**Exercise objective**. What is the number of lines in the entries that include the word "clair"? Respond with the number only.
Start of Records for this task
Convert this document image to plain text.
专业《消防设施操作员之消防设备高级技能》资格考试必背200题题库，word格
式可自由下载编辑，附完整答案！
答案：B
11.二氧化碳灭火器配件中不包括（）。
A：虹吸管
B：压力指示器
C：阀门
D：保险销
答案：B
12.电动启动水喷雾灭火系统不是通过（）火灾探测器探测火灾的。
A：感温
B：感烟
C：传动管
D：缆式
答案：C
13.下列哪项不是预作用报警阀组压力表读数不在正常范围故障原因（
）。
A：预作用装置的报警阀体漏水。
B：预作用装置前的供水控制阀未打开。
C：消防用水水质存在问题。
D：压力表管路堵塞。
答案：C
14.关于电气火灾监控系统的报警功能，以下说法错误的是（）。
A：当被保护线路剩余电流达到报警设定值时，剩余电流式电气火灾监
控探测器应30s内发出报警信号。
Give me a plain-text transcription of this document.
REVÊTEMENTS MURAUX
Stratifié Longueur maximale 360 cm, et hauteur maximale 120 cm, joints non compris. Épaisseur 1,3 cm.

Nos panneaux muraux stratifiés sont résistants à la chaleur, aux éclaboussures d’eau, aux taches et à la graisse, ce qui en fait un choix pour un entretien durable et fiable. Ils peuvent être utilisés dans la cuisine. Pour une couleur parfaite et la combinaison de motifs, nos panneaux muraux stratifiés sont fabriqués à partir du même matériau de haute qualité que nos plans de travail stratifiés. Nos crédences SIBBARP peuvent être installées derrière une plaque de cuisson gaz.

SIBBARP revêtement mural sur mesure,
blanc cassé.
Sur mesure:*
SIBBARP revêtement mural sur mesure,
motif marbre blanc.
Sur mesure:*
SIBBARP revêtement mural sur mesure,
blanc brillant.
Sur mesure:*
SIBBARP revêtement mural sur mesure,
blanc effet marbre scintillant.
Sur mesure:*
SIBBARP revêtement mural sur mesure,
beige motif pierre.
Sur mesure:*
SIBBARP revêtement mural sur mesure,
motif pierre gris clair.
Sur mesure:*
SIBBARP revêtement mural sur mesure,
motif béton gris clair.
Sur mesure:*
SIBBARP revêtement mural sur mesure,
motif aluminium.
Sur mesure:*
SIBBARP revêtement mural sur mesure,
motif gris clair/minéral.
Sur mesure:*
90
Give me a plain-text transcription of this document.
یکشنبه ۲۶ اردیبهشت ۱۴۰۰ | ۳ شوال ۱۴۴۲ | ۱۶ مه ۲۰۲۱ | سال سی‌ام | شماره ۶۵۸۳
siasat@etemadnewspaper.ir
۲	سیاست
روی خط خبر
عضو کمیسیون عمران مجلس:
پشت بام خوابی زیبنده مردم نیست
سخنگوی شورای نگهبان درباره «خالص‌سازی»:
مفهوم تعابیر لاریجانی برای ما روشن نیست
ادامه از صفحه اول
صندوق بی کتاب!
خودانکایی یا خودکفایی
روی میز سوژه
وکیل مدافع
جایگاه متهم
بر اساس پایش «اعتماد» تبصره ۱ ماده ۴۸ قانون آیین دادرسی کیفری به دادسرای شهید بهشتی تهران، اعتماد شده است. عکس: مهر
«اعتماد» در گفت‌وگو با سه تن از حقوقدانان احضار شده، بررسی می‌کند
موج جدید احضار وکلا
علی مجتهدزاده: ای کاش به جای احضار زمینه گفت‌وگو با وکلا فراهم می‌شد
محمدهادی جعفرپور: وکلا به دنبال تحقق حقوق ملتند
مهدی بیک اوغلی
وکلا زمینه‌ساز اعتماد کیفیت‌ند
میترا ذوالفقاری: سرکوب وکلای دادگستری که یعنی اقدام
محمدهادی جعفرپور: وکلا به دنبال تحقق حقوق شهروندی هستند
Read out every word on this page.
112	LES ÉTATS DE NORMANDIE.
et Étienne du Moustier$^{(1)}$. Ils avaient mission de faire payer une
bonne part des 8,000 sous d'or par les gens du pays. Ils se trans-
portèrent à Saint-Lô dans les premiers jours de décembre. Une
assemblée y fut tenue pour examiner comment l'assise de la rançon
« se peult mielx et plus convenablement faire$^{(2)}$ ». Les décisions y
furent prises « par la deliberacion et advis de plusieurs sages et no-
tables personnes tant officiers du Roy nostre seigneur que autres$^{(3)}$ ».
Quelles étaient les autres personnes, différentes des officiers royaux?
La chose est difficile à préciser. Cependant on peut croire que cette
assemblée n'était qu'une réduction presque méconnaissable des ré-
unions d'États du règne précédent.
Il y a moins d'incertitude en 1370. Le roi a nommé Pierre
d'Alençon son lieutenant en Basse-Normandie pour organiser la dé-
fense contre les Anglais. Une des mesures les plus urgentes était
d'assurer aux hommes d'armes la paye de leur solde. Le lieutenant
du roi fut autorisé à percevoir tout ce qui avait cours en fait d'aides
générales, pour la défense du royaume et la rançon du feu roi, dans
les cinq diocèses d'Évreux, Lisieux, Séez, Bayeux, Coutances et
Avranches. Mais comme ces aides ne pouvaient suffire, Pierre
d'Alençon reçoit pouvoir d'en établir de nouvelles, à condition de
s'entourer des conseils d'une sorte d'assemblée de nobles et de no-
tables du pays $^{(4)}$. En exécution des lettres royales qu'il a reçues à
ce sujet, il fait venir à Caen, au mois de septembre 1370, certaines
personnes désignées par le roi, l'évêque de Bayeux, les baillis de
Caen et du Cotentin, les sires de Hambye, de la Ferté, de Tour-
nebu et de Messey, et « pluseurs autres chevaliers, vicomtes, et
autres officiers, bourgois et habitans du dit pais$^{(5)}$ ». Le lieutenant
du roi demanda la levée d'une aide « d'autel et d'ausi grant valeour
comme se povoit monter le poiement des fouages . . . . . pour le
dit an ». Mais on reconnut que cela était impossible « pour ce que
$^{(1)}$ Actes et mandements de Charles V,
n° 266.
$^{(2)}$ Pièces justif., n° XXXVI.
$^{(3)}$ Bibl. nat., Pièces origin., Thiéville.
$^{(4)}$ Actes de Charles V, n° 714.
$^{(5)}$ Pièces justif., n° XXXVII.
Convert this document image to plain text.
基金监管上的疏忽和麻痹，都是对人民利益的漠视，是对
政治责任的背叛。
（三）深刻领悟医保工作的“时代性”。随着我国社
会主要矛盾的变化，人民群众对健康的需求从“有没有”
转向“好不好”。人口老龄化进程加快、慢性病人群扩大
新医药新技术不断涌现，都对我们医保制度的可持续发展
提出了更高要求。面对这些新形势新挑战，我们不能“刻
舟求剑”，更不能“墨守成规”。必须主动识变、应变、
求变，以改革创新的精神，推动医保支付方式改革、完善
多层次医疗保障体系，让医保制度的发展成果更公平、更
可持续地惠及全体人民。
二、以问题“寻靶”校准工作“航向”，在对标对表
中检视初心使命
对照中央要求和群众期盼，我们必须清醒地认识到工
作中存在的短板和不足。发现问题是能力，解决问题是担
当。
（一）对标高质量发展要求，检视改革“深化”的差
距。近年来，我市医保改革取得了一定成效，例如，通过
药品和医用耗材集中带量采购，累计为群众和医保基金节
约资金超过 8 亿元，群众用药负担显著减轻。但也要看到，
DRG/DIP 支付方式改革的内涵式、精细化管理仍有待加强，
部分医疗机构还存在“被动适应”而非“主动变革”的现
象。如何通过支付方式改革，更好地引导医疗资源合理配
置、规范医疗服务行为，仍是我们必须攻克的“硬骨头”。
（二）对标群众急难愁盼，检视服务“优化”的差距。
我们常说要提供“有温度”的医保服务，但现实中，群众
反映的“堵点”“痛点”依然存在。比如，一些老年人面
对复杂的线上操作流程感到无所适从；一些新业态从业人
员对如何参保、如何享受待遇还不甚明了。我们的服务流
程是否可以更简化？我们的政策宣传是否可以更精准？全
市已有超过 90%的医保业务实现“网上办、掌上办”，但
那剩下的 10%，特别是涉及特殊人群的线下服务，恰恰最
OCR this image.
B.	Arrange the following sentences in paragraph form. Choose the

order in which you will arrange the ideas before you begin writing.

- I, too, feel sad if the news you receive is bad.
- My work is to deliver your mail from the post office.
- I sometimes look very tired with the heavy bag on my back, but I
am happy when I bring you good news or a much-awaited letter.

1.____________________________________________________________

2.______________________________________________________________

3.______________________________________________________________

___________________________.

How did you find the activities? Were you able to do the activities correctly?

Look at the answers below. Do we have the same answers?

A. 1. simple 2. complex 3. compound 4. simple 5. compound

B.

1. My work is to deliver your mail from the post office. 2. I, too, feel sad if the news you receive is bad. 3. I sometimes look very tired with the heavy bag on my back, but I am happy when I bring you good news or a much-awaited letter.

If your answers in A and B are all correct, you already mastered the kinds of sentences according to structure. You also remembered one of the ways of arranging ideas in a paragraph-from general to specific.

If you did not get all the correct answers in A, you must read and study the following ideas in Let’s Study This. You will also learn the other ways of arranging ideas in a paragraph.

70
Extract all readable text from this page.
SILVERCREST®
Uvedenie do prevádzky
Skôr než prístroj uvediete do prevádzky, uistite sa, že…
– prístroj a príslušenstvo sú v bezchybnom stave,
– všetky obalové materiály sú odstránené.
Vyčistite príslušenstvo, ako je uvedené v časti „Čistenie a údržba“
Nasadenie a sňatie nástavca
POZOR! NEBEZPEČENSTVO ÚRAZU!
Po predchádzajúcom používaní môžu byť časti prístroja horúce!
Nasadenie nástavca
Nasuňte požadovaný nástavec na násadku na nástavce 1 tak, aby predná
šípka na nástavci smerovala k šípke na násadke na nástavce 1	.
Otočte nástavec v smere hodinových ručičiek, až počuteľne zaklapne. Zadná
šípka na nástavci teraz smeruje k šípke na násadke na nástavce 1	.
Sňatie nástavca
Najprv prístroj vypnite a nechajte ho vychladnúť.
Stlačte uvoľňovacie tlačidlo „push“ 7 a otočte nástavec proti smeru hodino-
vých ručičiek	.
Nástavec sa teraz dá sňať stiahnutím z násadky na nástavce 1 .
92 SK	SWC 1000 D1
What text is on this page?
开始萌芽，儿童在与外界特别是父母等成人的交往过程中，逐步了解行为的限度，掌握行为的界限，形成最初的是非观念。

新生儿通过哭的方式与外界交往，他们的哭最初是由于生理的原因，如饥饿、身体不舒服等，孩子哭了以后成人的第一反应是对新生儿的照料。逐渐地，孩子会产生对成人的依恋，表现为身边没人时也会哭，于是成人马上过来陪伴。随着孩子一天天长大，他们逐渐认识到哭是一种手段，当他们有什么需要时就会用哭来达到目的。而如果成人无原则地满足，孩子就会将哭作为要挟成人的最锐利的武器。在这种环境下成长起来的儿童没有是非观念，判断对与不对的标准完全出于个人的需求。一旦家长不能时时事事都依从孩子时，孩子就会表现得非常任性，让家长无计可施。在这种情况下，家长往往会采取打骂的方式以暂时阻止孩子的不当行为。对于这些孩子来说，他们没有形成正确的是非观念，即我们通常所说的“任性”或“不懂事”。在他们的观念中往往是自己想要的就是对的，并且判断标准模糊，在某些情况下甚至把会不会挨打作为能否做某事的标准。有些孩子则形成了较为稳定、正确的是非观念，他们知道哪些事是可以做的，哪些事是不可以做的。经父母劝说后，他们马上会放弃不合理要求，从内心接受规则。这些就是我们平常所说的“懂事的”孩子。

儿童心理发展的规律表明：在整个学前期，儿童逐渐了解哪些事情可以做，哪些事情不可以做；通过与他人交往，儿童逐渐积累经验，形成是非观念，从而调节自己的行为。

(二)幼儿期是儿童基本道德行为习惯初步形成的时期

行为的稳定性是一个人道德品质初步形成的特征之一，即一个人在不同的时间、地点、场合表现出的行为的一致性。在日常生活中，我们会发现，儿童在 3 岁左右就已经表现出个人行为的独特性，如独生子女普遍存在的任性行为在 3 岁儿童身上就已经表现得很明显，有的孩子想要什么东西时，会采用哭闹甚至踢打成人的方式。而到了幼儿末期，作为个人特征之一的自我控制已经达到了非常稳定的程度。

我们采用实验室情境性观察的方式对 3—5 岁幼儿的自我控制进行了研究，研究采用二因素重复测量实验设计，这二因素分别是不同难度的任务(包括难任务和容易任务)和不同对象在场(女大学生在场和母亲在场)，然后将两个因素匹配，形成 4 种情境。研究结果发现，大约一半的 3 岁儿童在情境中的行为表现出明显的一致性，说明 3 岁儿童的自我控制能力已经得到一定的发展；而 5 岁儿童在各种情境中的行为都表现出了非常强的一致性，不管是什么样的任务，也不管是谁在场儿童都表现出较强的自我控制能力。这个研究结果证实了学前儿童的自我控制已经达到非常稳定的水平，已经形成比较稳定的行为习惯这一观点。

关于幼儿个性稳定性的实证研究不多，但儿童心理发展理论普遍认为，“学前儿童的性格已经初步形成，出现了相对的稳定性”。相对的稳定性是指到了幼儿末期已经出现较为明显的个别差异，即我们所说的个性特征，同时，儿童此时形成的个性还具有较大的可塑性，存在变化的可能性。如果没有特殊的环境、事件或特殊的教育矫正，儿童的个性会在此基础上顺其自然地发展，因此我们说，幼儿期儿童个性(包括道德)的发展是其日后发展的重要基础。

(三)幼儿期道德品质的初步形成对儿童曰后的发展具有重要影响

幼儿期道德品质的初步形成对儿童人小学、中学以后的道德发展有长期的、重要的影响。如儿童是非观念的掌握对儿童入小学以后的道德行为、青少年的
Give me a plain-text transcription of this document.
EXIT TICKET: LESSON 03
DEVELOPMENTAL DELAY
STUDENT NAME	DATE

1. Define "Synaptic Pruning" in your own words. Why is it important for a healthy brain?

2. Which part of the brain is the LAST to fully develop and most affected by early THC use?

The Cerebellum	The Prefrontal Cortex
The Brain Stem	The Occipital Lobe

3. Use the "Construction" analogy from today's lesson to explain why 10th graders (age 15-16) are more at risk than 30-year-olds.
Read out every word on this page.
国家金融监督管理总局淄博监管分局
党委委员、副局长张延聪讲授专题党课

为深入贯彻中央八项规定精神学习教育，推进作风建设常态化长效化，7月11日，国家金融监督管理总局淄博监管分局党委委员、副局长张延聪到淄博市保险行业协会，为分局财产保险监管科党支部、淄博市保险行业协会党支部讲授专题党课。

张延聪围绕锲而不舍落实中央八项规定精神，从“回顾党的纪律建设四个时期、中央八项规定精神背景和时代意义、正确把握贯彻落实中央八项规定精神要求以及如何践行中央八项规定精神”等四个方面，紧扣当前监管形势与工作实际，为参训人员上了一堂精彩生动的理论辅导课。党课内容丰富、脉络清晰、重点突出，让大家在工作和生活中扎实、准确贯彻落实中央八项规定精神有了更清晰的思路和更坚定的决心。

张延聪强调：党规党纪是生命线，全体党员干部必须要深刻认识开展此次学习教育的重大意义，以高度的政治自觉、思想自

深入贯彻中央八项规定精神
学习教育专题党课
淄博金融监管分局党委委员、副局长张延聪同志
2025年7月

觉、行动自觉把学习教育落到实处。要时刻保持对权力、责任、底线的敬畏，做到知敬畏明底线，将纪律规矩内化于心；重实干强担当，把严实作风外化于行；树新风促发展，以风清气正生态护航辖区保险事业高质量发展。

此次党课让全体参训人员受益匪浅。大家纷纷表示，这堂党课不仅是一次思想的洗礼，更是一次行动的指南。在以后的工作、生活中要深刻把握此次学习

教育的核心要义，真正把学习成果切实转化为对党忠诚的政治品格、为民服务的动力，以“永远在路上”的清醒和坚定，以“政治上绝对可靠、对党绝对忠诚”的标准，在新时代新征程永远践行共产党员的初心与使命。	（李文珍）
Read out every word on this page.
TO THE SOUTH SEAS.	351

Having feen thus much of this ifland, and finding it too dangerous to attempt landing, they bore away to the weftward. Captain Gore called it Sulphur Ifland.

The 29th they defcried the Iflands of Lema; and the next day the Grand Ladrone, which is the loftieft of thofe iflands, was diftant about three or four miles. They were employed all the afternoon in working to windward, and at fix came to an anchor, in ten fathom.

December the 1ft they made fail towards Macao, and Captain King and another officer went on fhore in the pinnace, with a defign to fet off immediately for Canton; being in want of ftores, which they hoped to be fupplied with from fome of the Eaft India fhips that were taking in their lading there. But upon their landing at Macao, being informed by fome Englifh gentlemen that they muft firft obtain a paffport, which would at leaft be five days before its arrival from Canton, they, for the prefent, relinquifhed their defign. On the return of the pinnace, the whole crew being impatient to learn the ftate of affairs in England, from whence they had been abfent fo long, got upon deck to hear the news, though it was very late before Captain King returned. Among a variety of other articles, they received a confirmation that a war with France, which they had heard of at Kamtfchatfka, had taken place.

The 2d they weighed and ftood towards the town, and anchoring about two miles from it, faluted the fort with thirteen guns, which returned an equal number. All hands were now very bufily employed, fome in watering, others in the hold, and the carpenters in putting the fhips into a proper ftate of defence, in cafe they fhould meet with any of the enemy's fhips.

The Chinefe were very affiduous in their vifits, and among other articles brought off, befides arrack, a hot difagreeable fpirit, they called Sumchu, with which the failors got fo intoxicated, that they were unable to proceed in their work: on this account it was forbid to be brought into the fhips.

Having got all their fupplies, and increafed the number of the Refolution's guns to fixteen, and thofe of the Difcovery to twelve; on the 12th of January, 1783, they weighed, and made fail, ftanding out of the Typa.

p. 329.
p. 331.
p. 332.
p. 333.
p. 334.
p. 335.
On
End of Records for this task
**Solution below**. 3